== SUPPLIED RECORDS ==

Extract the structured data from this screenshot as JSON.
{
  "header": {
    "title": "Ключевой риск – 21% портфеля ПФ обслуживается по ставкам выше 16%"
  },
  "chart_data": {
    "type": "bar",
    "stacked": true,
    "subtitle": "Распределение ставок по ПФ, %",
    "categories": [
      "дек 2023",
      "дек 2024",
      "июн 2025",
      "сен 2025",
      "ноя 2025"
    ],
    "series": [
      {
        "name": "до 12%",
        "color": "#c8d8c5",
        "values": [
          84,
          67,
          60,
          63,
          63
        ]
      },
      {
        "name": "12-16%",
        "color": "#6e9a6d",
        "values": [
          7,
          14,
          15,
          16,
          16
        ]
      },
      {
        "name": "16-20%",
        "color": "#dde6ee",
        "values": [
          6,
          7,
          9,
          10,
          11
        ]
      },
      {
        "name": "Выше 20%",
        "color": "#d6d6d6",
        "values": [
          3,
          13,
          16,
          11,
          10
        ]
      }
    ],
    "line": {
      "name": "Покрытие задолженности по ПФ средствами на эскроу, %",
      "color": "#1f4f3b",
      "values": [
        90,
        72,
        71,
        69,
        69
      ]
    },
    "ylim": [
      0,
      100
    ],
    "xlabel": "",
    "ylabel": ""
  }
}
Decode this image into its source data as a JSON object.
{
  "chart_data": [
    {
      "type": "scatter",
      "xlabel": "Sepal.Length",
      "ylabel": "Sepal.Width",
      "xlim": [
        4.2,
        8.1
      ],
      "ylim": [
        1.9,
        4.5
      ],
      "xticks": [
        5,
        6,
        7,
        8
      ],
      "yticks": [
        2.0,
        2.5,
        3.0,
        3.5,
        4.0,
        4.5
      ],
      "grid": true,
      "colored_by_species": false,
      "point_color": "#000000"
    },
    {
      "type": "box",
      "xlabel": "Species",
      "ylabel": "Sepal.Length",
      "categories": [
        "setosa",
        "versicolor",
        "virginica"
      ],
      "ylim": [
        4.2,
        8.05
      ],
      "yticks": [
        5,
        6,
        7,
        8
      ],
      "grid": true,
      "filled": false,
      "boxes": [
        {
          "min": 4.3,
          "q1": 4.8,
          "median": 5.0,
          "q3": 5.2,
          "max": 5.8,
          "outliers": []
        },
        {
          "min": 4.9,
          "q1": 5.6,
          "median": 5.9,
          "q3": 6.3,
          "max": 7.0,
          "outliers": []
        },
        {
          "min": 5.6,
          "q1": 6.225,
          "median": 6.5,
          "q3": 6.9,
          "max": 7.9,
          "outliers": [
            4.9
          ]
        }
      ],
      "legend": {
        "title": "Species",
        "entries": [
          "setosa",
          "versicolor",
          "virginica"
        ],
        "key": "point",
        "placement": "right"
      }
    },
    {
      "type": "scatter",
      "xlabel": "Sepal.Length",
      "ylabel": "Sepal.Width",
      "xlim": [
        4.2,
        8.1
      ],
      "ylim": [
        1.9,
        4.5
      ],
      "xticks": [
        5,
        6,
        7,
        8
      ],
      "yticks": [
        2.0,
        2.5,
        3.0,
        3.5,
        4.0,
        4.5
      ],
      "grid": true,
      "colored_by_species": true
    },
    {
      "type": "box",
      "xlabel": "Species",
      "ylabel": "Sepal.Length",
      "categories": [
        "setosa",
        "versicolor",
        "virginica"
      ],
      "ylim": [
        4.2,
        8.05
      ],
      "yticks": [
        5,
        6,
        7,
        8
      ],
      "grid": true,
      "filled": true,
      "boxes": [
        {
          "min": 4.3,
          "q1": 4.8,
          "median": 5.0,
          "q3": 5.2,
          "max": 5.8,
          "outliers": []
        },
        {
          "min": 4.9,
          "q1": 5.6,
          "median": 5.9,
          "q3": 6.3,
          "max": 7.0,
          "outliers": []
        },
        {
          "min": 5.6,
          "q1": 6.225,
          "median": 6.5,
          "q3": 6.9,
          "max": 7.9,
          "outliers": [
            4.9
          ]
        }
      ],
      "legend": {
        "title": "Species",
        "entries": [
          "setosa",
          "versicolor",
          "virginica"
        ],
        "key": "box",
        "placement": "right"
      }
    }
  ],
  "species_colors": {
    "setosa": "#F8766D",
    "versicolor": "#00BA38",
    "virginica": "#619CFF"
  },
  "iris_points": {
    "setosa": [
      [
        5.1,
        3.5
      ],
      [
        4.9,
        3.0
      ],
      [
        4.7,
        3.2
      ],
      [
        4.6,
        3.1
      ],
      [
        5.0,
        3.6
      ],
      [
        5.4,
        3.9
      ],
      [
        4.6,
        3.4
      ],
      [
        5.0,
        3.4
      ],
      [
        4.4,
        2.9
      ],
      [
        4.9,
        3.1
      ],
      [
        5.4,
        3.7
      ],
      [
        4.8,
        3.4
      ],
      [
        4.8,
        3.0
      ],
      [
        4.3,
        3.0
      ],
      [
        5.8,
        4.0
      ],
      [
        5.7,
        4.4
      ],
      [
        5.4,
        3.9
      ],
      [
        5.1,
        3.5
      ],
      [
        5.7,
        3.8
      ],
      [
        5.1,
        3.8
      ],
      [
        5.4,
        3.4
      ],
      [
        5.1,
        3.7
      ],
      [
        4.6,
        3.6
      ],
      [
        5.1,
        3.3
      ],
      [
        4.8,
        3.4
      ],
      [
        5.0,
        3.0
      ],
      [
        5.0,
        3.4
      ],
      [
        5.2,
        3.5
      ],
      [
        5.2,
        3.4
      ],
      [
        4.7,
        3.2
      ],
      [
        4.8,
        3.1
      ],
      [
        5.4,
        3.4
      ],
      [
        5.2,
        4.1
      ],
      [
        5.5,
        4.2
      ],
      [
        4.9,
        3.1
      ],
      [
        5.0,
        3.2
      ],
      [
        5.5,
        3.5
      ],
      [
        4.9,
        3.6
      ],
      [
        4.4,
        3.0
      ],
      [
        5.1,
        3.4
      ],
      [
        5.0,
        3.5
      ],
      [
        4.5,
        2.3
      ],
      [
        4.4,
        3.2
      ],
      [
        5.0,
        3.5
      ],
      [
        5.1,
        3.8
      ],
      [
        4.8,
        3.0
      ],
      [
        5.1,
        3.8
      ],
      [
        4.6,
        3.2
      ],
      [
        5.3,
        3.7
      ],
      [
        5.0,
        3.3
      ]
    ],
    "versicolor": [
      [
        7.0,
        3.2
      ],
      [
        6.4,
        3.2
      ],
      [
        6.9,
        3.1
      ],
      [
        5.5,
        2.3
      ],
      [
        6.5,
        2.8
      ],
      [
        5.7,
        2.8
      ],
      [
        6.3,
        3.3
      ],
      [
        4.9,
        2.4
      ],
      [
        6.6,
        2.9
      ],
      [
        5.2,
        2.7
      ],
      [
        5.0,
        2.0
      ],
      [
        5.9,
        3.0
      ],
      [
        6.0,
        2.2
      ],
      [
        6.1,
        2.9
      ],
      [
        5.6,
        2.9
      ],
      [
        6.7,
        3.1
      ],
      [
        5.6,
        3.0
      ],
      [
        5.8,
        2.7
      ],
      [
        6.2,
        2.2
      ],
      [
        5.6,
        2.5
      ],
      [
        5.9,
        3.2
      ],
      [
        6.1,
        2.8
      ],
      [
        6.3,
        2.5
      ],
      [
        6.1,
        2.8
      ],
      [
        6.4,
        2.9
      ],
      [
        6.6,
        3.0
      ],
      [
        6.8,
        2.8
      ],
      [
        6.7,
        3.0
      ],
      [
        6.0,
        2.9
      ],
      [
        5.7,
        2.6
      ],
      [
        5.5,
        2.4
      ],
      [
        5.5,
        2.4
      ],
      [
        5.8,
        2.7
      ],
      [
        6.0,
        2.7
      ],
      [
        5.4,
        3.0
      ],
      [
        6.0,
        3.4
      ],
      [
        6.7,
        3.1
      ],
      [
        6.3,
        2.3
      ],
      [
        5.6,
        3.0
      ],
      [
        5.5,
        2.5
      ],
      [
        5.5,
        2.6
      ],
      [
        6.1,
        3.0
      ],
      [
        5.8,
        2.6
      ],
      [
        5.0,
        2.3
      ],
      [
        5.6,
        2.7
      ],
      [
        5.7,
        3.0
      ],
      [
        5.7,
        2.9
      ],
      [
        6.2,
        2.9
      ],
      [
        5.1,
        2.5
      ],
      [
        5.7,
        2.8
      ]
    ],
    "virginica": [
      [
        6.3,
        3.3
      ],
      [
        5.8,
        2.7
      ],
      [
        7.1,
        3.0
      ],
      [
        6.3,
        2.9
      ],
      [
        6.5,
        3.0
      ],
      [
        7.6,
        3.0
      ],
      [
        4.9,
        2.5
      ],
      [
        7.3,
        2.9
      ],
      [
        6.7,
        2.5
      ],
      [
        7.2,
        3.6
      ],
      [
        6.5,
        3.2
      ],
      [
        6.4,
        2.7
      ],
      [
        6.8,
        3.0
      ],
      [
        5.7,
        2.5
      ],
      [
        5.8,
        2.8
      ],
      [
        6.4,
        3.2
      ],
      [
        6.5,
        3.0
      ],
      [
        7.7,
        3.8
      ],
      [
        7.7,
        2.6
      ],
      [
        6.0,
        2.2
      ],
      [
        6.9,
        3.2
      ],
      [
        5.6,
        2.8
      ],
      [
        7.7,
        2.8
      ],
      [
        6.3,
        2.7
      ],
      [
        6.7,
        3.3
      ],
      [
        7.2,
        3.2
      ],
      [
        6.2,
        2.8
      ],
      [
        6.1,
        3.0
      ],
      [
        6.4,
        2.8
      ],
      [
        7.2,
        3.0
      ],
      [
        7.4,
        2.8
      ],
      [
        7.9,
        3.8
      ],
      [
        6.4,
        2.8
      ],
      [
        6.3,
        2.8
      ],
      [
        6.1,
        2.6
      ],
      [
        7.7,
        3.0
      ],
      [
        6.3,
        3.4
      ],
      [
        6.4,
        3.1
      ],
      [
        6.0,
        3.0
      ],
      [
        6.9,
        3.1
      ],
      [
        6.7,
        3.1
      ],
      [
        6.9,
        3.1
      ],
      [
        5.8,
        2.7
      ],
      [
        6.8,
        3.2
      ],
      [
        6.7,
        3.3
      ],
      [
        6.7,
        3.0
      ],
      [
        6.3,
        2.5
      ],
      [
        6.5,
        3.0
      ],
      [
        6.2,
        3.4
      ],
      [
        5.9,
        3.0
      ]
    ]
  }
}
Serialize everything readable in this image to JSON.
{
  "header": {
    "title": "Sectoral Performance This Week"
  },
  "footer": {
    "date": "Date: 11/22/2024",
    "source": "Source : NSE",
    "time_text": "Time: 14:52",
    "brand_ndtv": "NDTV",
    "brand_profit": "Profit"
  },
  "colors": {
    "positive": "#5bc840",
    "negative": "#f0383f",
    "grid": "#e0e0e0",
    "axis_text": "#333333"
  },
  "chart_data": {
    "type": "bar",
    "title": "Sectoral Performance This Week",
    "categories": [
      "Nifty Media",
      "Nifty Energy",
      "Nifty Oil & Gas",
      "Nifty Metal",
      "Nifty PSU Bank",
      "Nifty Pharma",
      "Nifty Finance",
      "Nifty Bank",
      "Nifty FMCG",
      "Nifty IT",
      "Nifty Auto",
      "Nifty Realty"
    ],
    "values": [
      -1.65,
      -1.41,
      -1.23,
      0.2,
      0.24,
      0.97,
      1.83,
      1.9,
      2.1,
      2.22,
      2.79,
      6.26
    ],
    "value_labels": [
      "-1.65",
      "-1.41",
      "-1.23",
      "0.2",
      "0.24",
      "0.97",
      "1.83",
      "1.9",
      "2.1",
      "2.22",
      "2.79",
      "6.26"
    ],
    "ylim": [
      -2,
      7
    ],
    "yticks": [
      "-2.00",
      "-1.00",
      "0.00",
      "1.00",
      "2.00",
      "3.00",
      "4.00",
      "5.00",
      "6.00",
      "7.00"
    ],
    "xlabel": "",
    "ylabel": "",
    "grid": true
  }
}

===

**REQUIRED TASK**
Beginning at the line where "Serialize everything readable" appears, extract each line through the end of the data above; keep them exact and include nothing else.

**RIGHT ANSWER**
Serialize everything readable in this image to JSON.
{
  "header": {
    "title": "Sectoral Performance This Week"
  },
  "footer": {
    "date": "Date: 11/22/2024",
    "source": "Source : NSE",
    "time_text": "Time: 14:52",
    "brand_ndtv": "NDTV",
    "brand_profit": "Profit"
  },
  "colors": {
    "positive": "#5bc840",
    "negative": "#f0383f",
    "grid": "#e0e0e0",
    "axis_text": "#333333"
  },
  "chart_data": {
    "type": "bar",
    "title": "Sectoral Performance This Week",
    "categories": [
      "Nifty Media",
      "Nifty Energy",
      "Nifty Oil & Gas",
      "Nifty Metal",
      "Nifty PSU Bank",
      "Nifty Pharma",
      "Nifty Finance",
      "Nifty Bank",
      "Nifty FMCG",
      "Nifty IT",
      "Nifty Auto",
      "Nifty Realty"
    ],
    "values": [
      -1.65,
      -1.41,
      -1.23,
      0.2,
      0.24,
      0.97,
      1.83,
      1.9,
      2.1,
      2.22,
      2.79,
      6.26
    ],
    "value_labels": [
      "-1.65",
      "-1.41",
      "-1.23",
      "0.2",
      "0.24",
      "0.97",
      "1.83",
      "1.9",
      "2.1",
      "2.22",
      "2.79",
      "6.26"
    ],
    "ylim": [
      -2,
      7
    ],
    "yticks": [
      "-2.00",
      "-1.00",
      "0.00",
      "1.00",
      "2.00",
      "3.00",
      "4.00",
      "5.00",
      "6.00",
      "7.00"
    ],
    "xlabel": "",
    "ylabel": "",
    "grid": true
  }
}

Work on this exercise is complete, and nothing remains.